__Exercise brief__. Each entry below is to be duplicated verbatim.

+===+

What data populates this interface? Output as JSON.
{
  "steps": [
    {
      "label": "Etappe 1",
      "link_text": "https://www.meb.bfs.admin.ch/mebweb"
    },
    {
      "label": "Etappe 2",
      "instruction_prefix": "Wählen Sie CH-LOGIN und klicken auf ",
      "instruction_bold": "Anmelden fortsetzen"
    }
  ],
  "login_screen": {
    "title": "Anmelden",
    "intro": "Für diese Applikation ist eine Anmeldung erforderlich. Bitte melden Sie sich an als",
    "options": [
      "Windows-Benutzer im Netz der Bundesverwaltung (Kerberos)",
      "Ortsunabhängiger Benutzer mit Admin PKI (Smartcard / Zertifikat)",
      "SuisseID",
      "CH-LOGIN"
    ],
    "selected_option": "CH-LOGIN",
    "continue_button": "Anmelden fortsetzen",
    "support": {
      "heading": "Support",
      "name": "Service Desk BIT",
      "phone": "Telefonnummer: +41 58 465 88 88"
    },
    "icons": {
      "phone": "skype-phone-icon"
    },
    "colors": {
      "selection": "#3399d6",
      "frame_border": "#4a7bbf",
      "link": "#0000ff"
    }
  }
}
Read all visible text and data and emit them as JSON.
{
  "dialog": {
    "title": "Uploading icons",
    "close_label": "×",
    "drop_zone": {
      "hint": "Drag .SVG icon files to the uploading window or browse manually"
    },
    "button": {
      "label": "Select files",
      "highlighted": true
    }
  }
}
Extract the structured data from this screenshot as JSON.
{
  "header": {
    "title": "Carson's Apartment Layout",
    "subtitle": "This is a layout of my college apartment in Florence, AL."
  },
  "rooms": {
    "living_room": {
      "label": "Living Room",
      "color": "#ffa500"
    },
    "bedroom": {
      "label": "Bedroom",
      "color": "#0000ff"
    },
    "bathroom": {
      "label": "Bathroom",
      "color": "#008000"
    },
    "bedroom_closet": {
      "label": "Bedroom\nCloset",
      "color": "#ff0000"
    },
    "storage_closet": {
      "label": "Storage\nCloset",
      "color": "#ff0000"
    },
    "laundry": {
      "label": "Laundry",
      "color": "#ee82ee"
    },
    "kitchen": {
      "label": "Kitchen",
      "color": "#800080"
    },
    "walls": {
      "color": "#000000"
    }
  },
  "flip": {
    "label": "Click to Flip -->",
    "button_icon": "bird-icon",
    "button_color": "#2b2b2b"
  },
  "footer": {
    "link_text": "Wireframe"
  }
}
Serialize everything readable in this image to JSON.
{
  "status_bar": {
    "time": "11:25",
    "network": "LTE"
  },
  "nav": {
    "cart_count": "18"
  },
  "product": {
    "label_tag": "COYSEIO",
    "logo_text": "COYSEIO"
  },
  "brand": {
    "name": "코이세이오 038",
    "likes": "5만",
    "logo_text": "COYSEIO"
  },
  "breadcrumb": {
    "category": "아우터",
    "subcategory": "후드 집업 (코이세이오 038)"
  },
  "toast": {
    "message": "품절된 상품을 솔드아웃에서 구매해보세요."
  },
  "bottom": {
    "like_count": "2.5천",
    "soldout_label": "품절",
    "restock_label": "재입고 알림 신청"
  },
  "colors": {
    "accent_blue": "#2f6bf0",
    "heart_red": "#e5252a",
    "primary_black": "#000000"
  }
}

+===+

__Final result__.
What data populates this interface? Output as JSON.
{
  "steps": [
    {
      "label": "Etappe 1",
      "link_text": "https://www.meb.bfs.admin.ch/mebweb"
    },
    {
      "label": "Etappe 2",
      "instruction_prefix": "Wählen Sie CH-LOGIN und klicken auf ",
      "instruction_bold": "Anmelden fortsetzen"
    }
  ],
  "login_screen": {
    "title": "Anmelden",
    "intro": "Für diese Applikation ist eine Anmeldung erforderlich. Bitte melden Sie sich an als",
    "options": [
      "Windows-Benutzer im Netz der Bundesverwaltung (Kerberos)",
      "Ortsunabhängiger Benutzer mit Admin PKI (Smartcard / Zertifikat)",
      "SuisseID",
      "CH-LOGIN"
    ],
    "selected_option": "CH-LOGIN",
    "continue_button": "Anmelden fortsetzen",
    "support": {
      "heading": "Support",
      "name": "Service Desk BIT",
      "phone": "Telefonnummer: +41 58 465 88 88"
    },
    "icons": {
      "phone": "skype-phone-icon"
    },
    "colors": {
      "selection": "#3399d6",
      "frame_border": "#4a7bbf",
      "link": "#0000ff"
    }
  }
}
Read all visible text and data and emit them as JSON.
{
  "dialog": {
    "title": "Uploading icons",
    "close_label": "×",
    "drop_zone": {
      "hint": "Drag .SVG icon files to the uploading window or browse manually"
    },
    "button": {
      "label": "Select files",
      "highlighted": true
    }
  }
}
Extract the structured data from this screenshot as JSON.
{
  "header": {
    "title": "Carson's Apartment Layout",
    "subtitle": "This is a layout of my college apartment in Florence, AL."
  },
  "rooms": {
    "living_room": {
      "label": "Living Room",
      "color": "#ffa500"
    },
    "bedroom": {
      "label": "Bedroom",
      "color": "#0000ff"
    },
    "bathroom": {
      "label": "Bathroom",
      "color": "#008000"
    },
    "bedroom_closet": {
      "label": "Bedroom\nCloset",
      "color": "#ff0000"
    },
    "storage_closet": {
      "label": "Storage\nCloset",
      "color": "#ff0000"
    },
    "laundry": {
      "label": "Laundry",
      "color": "#ee82ee"
    },
    "kitchen": {
      "label": "Kitchen",
      "color": "#800080"
    },
    "walls": {
      "color": "#000000"
    }
  },
  "flip": {
    "label": "Click to Flip -->",
    "button_icon": "bird-icon",
    "button_color": "#2b2b2b"
  },
  "footer": {
    "link_text": "Wireframe"
  }
}
Serialize everything readable in this image to JSON.
{
  "status_bar": {
    "time": "11:25",
    "network": "LTE"
  },
  "nav": {
    "cart_count": "18"
  },
  "product": {
    "label_tag": "COYSEIO",
    "logo_text": "COYSEIO"
  },
  "brand": {
    "name": "코이세이오 038",
    "likes": "5만",
    "logo_text": "COYSEIO"
  },
  "breadcrumb": {
    "category": "아우터",
    "subcategory": "후드 집업 (코이세이오 038)"
  },
  "toast": {
    "message": "품절된 상품을 솔드아웃에서 구매해보세요."
  },
  "bottom": {
    "like_count": "2.5천",
    "soldout_label": "품절",
    "restock_label": "재입고 알림 신청"
  },
  "colors": {
    "accent_blue": "#2f6bf0",
    "heart_red": "#e5252a",
    "primary_black": "#000000"
  }
}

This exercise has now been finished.